◆ Work required: Can you render the records, from the first line through the line with "skill-desc: 战斗开始行动槽填充9% (210, 1114, 359, 1130)", as a numbered list, leaving out any blank lines?

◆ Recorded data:
□ □ □ □
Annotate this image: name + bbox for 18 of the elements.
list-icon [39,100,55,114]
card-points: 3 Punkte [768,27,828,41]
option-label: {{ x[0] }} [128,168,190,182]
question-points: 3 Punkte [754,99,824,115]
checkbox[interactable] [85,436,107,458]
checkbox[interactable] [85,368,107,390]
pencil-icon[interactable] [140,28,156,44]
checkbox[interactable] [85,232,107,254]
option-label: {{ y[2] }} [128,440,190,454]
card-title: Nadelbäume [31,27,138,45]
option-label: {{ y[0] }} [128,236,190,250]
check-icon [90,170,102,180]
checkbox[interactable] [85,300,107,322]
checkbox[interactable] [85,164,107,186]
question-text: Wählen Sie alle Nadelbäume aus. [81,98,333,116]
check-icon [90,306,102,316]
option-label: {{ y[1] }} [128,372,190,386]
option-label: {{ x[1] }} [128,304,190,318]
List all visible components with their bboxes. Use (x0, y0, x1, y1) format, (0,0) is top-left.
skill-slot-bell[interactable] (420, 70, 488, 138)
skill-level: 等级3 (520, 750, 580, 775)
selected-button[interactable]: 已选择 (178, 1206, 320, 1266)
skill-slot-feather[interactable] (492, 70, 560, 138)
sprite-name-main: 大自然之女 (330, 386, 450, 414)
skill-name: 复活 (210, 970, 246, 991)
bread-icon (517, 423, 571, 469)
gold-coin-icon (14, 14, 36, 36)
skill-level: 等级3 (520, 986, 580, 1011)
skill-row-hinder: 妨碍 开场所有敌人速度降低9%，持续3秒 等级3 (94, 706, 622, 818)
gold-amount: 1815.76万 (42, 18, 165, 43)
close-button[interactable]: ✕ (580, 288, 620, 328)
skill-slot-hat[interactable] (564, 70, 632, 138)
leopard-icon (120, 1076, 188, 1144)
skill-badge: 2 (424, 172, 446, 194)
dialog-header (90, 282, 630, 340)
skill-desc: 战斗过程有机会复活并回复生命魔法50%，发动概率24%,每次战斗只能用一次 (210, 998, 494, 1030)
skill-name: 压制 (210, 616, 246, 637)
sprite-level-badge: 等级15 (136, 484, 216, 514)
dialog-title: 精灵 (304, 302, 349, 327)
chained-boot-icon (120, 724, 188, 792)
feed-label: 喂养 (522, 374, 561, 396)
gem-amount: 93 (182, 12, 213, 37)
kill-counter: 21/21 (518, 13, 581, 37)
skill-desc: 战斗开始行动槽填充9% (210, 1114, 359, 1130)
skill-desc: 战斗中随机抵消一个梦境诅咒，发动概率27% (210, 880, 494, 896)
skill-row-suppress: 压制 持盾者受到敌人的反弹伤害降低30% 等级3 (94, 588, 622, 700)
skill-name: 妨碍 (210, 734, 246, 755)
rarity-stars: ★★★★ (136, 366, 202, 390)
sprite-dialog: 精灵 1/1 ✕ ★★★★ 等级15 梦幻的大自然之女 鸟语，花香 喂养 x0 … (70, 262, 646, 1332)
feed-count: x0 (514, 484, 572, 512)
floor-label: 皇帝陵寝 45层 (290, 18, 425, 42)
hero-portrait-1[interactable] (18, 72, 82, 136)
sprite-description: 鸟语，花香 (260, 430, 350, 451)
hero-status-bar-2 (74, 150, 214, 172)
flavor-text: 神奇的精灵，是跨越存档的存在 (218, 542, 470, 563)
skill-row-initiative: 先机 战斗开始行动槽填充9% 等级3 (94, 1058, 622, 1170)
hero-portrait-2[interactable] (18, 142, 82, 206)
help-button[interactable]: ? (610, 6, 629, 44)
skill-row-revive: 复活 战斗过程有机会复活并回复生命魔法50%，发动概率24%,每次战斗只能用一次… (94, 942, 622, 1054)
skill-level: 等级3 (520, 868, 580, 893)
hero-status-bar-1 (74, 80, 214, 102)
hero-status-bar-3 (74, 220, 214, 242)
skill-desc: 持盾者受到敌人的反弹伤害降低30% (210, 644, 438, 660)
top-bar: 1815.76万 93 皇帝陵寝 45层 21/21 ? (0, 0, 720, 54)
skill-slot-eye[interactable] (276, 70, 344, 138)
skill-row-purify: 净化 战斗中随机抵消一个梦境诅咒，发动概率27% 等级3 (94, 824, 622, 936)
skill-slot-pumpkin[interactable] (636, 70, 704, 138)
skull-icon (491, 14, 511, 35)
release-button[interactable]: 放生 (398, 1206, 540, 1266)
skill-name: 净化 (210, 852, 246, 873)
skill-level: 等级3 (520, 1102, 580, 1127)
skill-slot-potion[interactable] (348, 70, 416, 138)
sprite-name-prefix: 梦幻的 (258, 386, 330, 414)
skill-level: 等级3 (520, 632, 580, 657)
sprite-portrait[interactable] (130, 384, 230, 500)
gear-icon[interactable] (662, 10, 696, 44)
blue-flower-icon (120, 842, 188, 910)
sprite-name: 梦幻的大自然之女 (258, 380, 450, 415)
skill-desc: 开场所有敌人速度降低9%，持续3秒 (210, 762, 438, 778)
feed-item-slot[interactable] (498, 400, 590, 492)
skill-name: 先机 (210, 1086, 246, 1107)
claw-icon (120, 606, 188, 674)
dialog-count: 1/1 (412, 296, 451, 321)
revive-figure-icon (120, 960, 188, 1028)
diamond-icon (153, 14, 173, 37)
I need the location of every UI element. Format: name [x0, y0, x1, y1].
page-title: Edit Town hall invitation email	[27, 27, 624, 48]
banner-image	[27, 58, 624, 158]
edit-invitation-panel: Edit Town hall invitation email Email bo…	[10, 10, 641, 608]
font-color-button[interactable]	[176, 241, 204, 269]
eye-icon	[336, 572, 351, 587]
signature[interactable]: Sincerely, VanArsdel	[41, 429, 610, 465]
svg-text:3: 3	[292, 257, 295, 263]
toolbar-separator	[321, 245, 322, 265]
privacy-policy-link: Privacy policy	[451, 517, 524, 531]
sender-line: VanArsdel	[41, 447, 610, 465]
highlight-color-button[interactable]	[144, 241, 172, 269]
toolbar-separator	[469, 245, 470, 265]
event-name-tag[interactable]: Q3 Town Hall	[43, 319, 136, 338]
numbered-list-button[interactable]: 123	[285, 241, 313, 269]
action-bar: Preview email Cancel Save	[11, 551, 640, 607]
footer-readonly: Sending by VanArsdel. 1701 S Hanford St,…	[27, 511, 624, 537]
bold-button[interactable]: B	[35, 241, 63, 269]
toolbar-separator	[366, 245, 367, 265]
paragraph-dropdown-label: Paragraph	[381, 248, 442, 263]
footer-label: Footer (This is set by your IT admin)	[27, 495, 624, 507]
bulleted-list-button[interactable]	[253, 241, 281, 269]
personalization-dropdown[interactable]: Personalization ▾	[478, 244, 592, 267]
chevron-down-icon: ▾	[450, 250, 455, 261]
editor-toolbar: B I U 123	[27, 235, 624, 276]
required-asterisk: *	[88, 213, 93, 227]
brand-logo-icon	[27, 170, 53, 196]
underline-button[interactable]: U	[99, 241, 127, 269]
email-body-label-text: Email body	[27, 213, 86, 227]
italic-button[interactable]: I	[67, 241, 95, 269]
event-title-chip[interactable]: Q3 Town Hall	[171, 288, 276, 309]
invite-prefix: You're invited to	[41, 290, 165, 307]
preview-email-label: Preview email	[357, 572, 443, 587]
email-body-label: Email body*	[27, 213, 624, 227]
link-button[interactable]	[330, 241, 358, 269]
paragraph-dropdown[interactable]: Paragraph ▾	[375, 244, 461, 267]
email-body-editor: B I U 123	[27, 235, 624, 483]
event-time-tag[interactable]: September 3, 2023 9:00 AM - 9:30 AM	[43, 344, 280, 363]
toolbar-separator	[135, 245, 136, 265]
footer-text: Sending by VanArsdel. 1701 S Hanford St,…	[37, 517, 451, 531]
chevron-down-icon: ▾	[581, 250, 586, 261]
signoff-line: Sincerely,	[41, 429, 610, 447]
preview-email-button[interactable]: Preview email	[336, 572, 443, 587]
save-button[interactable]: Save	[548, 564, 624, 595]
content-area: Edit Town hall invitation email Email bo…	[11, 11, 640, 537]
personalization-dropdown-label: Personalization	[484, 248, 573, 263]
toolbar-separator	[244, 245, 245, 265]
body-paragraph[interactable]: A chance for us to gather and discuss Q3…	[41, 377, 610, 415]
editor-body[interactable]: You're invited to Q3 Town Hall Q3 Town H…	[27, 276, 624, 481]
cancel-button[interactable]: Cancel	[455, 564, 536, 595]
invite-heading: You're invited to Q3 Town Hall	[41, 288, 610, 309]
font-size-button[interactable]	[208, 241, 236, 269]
□ □ □ □
◆ Correct result:
1. Annotate this image: name + bbox for 18 of the elements.
2. list-icon [39,100,55,114]
3. card-points: 3 Punkte [768,27,828,41]
4. option-label: {{ x[0] }} [128,168,190,182]
5. question-points: 3 Punkte [754,99,824,115]
6. checkbox[interactable] [85,436,107,458]
7. checkbox[interactable] [85,368,107,390]
8. pencil-icon[interactable] [140,28,156,44]
9. checkbox[interactable] [85,232,107,254]
10. option-label: {{ y[2] }} [128,440,190,454]
11. card-title: Nadelbäume [31,27,138,45]
12. option-label: {{ y[0] }} [128,236,190,250]
13. check-icon [90,170,102,180]
14. checkbox[interactable] [85,300,107,322]
15. checkbox[interactable] [85,164,107,186]
16. question-text: Wählen Sie alle Nadelbäume aus. [81,98,333,116]
17. check-icon [90,306,102,316]
18. option-label: {{ y[1] }} [128,372,190,386]
19. option-label: {{ x[1] }} [128,304,190,318]
20. List all visible components with their bboxes. Use (x0, y0, x1, y1) format, (0,0) is top-left.
21. skill-slot-bell[interactable] (420, 70, 488, 138)
22. skill-level: 等级3 (520, 750, 580, 775)
23. selected-button[interactable]: 已选择 (178, 1206, 320, 1266)
24. skill-slot-feather[interactable] (492, 70, 560, 138)
25. sprite-name-main: 大自然之女 (330, 386, 450, 414)
26. skill-name: 复活 (210, 970, 246, 991)
27. bread-icon (517, 423, 571, 469)
28. gold-coin-icon (14, 14, 36, 36)
29. skill-level: 等级3 (520, 986, 580, 1011)
30. skill-row-hinder: 妨碍 开场所有敌人速度降低9%，持续3秒 等级3 (94, 706, 622, 818)
31. gold-amount: 1815.76万 (42, 18, 165, 43)
32. close-button[interactable]: ✕ (580, 288, 620, 328)
33. skill-slot-hat[interactable] (564, 70, 632, 138)
34. leopard-icon (120, 1076, 188, 1144)
35. skill-badge: 2 (424, 172, 446, 194)
36. dialog-header (90, 282, 630, 340)
37. skill-desc: 战斗过程有机会复活并回复生命魔法50%，发动概率24%,每次战斗只能用一次 (210, 998, 494, 1030)
38. skill-name: 压制 (210, 616, 246, 637)
39. sprite-level-badge: 等级15 (136, 484, 216, 514)
40. dialog-title: 精灵 (304, 302, 349, 327)
41. chained-boot-icon (120, 724, 188, 792)
42. feed-label: 喂养 (522, 374, 561, 396)
43. gem-amount: 93 (182, 12, 213, 37)
44. kill-counter: 21/21 (518, 13, 581, 37)
45. skill-desc: 战斗开始行动槽填充9% (210, 1114, 359, 1130)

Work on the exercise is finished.